→ Written task
Return all lines in the material below that contain "klicke".

→ Material for the task
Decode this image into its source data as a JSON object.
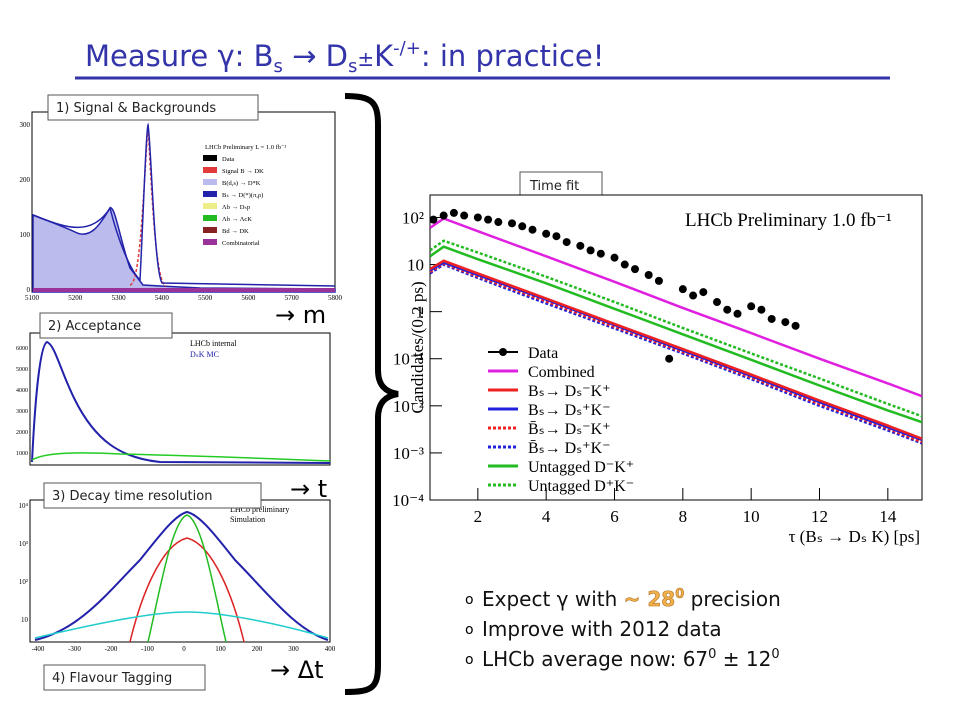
{
  "title": [
    "Measure γ:  B",
    "s",
    " → D",
    "s",
    "±",
    "K",
    "-/+",
    ": in practice!"
  ],
  "panels": [
    {
      "label": "1) Signal & Backgrounds",
      "xticks": [
        5100,
        5200,
        5300,
        5400,
        5500,
        5600,
        5700,
        5800
      ],
      "yticks": [
        0,
        100,
        200,
        300
      ],
      "legend": [
        "LHCb Preliminary L = 1.0 fb⁻¹",
        "Data",
        "Signal B → DK",
        "B(d,s) → D*K",
        "Bₛ → D(*)(π,ρ)",
        "Λb → Dₛp",
        "Λb → ΛcK",
        "Bd → DK",
        "Combinatorial"
      ]
    },
    {
      "label": "2) Acceptance",
      "yticks": [
        1000,
        2000,
        3000,
        4000,
        5000,
        6000
      ],
      "legend": [
        "LHCb internal",
        "DₛK  MC"
      ]
    },
    {
      "label": "3) Decay time resolution",
      "xticks": [
        -400,
        -300,
        -200,
        -100,
        0,
        100,
        200,
        300,
        400
      ],
      "yticks": [
        "10",
        "10²",
        "10³",
        "10⁴"
      ],
      "legend": [
        "LHCb preliminary",
        "Simulation"
      ]
    },
    {
      "label": "4) Flavour Tagging"
    }
  ],
  "arrows": [
    "→ m",
    "→ t",
    "→ Δt"
  ],
  "plot_label": "Time fit",
  "bullets": [
    [
      "Expect γ with ",
      "~ 28",
      "0",
      " precision"
    ],
    [
      "Improve with 2012 data"
    ],
    [
      "LHCb average now: 67",
      "0",
      " ± 12",
      "0"
    ]
  ],
  "chart_data": {
    "type": "line",
    "log_y": true,
    "annotation": "LHCb Preliminary 1.0 fb⁻¹",
    "x_label": "τ (Bₛ → Dₛ K) [ps]",
    "y_label": "Candidates/(0.2 ps)",
    "xlim": [
      0.6,
      15
    ],
    "ylim": [
      0.0001,
      300
    ],
    "xticks": [
      2,
      4,
      6,
      8,
      10,
      12,
      14
    ],
    "yticks": [
      {
        "value": 100,
        "label": "10²"
      },
      10,
      1,
      {
        "value": 0.1,
        "label": "10⁻¹"
      },
      {
        "value": 0.01,
        "label": "10⁻²"
      },
      {
        "value": 0.001,
        "label": "10⁻³"
      },
      {
        "value": 0.0001,
        "label": "10⁻⁴"
      }
    ],
    "series": [
      {
        "name": "Data",
        "color": "#000000",
        "style": "points",
        "x": [
          0.7,
          1.0,
          1.3,
          1.6,
          2.0,
          2.3,
          2.6,
          3.0,
          3.3,
          3.6,
          4.0,
          4.3,
          4.6,
          5.0,
          5.3,
          5.6,
          6.0,
          6.3,
          6.6,
          7.0,
          7.3,
          7.6,
          8.0,
          8.3,
          8.6,
          9.0,
          9.3,
          9.6,
          10.0,
          10.3,
          10.6,
          11.0,
          11.3
        ],
        "values": [
          90,
          110,
          125,
          110,
          100,
          90,
          80,
          75,
          65,
          55,
          45,
          40,
          30,
          25,
          20,
          17,
          14,
          10,
          8,
          6,
          4.5,
          0.1,
          3,
          2.2,
          2.6,
          1.6,
          1.1,
          0.9,
          1.3,
          1.1,
          0.7,
          0.6,
          0.5
        ]
      },
      {
        "name": "Combined",
        "color": "#e020e0",
        "style": "solid",
        "x": [
          0.6,
          1,
          2,
          4,
          6,
          8,
          10,
          12,
          14,
          15
        ],
        "values": [
          60,
          95,
          51,
          15,
          4.3,
          1.2,
          0.35,
          0.1,
          0.03,
          0.016
        ]
      },
      {
        "name": "Bₛ→ Dₛ⁻K⁺",
        "color": "#ee2222",
        "style": "solid",
        "x": [
          0.6,
          1,
          2,
          4,
          6,
          8,
          10,
          12,
          14,
          15
        ],
        "values": [
          8,
          12,
          6.5,
          1.9,
          0.55,
          0.16,
          0.046,
          0.013,
          0.0038,
          0.002
        ]
      },
      {
        "name": "Bₛ→ Dₛ⁺K⁻",
        "color": "#2222dd",
        "style": "solid",
        "x": [
          0.6,
          1,
          2,
          4,
          6,
          8,
          10,
          12,
          14,
          15
        ],
        "values": [
          7.5,
          11,
          6,
          1.8,
          0.52,
          0.15,
          0.043,
          0.012,
          0.0035,
          0.0019
        ]
      },
      {
        "name": "B̄ₛ→ Dₛ⁻K⁺",
        "color": "#ee2222",
        "style": "dotted",
        "x": [
          0.6,
          1,
          2,
          4,
          6,
          8,
          10,
          12,
          14,
          15
        ],
        "values": [
          7,
          10.5,
          5.6,
          1.65,
          0.48,
          0.14,
          0.04,
          0.011,
          0.0033,
          0.0017
        ]
      },
      {
        "name": "B̄ₛ→ Dₛ⁺K⁻",
        "color": "#2222dd",
        "style": "dotted",
        "x": [
          0.6,
          1,
          2,
          4,
          6,
          8,
          10,
          12,
          14,
          15
        ],
        "values": [
          6.5,
          10,
          5.2,
          1.5,
          0.44,
          0.13,
          0.037,
          0.01,
          0.003,
          0.0016
        ]
      },
      {
        "name": "Untagged D⁻K⁺",
        "color": "#22bb22",
        "style": "solid",
        "x": [
          0.6,
          1,
          2,
          4,
          6,
          8,
          10,
          12,
          14,
          15
        ],
        "values": [
          15,
          24,
          13,
          4,
          1.15,
          0.33,
          0.095,
          0.027,
          0.008,
          0.0045
        ]
      },
      {
        "name": "Untagged D⁺K⁻",
        "color": "#22bb22",
        "style": "dotted",
        "x": [
          0.6,
          1,
          2,
          4,
          6,
          8,
          10,
          12,
          14,
          15
        ],
        "values": [
          20,
          32,
          18,
          5.5,
          1.6,
          0.45,
          0.13,
          0.038,
          0.011,
          0.006
        ]
      }
    ]
  }
}
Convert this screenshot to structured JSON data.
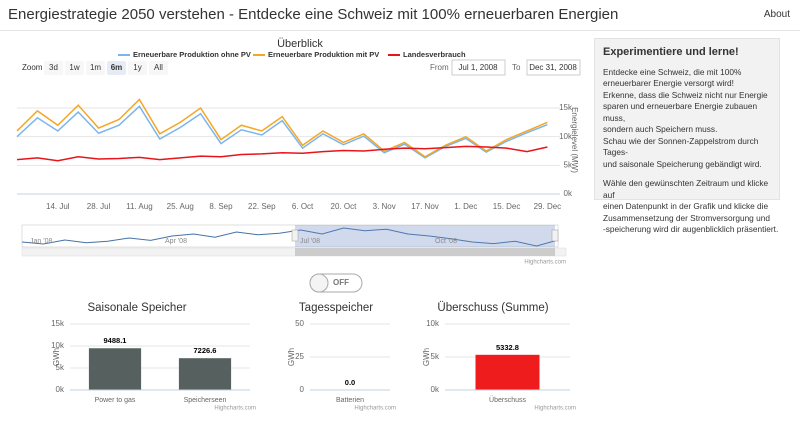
{
  "header": {
    "title": "Energiestrategie 2050 verstehen - Entdecke eine Schweiz mit 100% erneuerbaren Energien",
    "about": "About"
  },
  "range_selector": {
    "zoom_label": "Zoom",
    "buttons": [
      "3d",
      "1w",
      "1m",
      "6m",
      "1y",
      "All"
    ],
    "selected": 3,
    "from_label": "From",
    "from": "Jul 1, 2008",
    "to_label": "To",
    "to": "Dec 31, 2008"
  },
  "sidebar": {
    "heading": "Experimentiere und lerne!",
    "paragraphs": [
      [
        "Entdecke eine Schweiz, die mit 100%",
        "erneuerbarer Energie versorgt wird!",
        "Erkenne, dass die Schweiz nicht nur Energie",
        "sparen und erneuerbare Energie zubauen muss,",
        "sondern auch Speichern muss.",
        "Schau wie der Sonnen-Zappelstrom durch Tages-",
        "und saisonale Speicherung gebändigt wird."
      ],
      [
        "Wähle den gewünschten Zeitraum und klicke auf",
        "einen Datenpunkt in der Grafik und klicke die",
        "Zusammensetzung der Stromversorgung und",
        "-speicherung wird dir augenblicklich präsentiert."
      ]
    ]
  },
  "toggle": "OFF",
  "credits": "Highcharts.com",
  "navigator": {
    "labels": [
      "Jan '08",
      "Apr '08",
      "Jul '08",
      "Oct '08"
    ],
    "color": "#4572a7",
    "values": [
      9000,
      8500,
      9500,
      8800,
      9200,
      10000,
      9400,
      10500,
      11000,
      10200,
      11500,
      10800,
      11200,
      12000,
      11000,
      12500,
      11800,
      12200,
      11000,
      10500,
      9800,
      9000,
      8600,
      9200,
      8000,
      9500
    ]
  },
  "chart_data": [
    {
      "type": "line",
      "title": "Überblick",
      "y_label": "Energielevel (MW)",
      "categories": [
        null,
        null,
        "14. Jul",
        null,
        "28. Jul",
        null,
        "11. Aug",
        null,
        "25. Aug",
        null,
        "8. Sep",
        null,
        "22. Sep",
        null,
        "6. Oct",
        null,
        "20. Oct",
        null,
        "3. Nov",
        null,
        "17. Nov",
        null,
        "1. Dec",
        null,
        "15. Dec",
        null,
        "29. Dec"
      ],
      "series": [
        {
          "name": "Erneuerbare Produktion ohne PV",
          "color": "#7cb5ec",
          "values": [
            10000,
            13300,
            11000,
            14300,
            10600,
            12000,
            15300,
            9600,
            11600,
            14000,
            8800,
            11200,
            10300,
            12800,
            8000,
            10500,
            8600,
            10100,
            7200,
            8700,
            6300,
            8300,
            9700,
            7300,
            9200,
            10700,
            12100
          ]
        },
        {
          "name": "Erneuerbare Produktion mit PV",
          "color": "#f5a623",
          "values": [
            11000,
            14500,
            12000,
            15500,
            11500,
            13000,
            16500,
            10500,
            12500,
            15000,
            9500,
            12000,
            11000,
            13500,
            8500,
            11000,
            9000,
            10500,
            7500,
            9000,
            6500,
            8500,
            10000,
            7500,
            9500,
            11000,
            12500
          ]
        },
        {
          "name": "Landesverbrauch",
          "color": "#e8141c",
          "values": [
            6000,
            6300,
            5800,
            6500,
            6100,
            6200,
            6400,
            6000,
            6300,
            6600,
            6500,
            6900,
            7000,
            7200,
            7100,
            7400,
            7600,
            7500,
            7800,
            8000,
            7900,
            8100,
            8300,
            8200,
            8000,
            7400,
            8200
          ]
        }
      ],
      "ylim": [
        0,
        17500
      ],
      "yticks": [
        {
          "value": 0,
          "label": "0k"
        },
        {
          "value": 5000,
          "label": "5k"
        },
        {
          "value": 10000,
          "label": "10k"
        },
        {
          "value": 15000,
          "label": "15k"
        }
      ],
      "grid": true
    },
    {
      "type": "bar",
      "title": "Saisonale Speicher",
      "y_label": "GWh",
      "categories": [
        "Power to gas",
        "Speicherseen"
      ],
      "values": [
        9488.1,
        7226.6
      ],
      "value_labels": [
        "9488.1",
        "7226.6"
      ],
      "color": "#56605f",
      "ylim": [
        0,
        15000
      ],
      "yticks": [
        {
          "value": 0,
          "label": "0k"
        },
        {
          "value": 5000,
          "label": "5k"
        },
        {
          "value": 10000,
          "label": "10k"
        },
        {
          "value": 15000,
          "label": "15k"
        }
      ],
      "grid": true
    },
    {
      "type": "bar",
      "title": "Tagesspeicher",
      "y_label": "GWh",
      "categories": [
        "Batterien"
      ],
      "values": [
        0
      ],
      "value_labels": [
        "0.0"
      ],
      "color": "#56605f",
      "ylim": [
        0,
        50
      ],
      "yticks": [
        0,
        25,
        50
      ],
      "grid": true
    },
    {
      "type": "bar",
      "title": "Überschuss (Summe)",
      "y_label": "GWh",
      "categories": [
        "Überschuss"
      ],
      "values": [
        5332.8
      ],
      "value_labels": [
        "5332.8"
      ],
      "color": "#ee1c1c",
      "ylim": [
        0,
        10000
      ],
      "yticks": [
        {
          "value": 0,
          "label": "0k"
        },
        {
          "value": 5000,
          "label": "5k"
        },
        {
          "value": 10000,
          "label": "10k"
        }
      ],
      "grid": true
    }
  ]
}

→ Answer to the exercise
        "Wähle den gewünschten Zeitraum und klicke auf",
        "einen Datenpunkt in der Grafik und klicke die",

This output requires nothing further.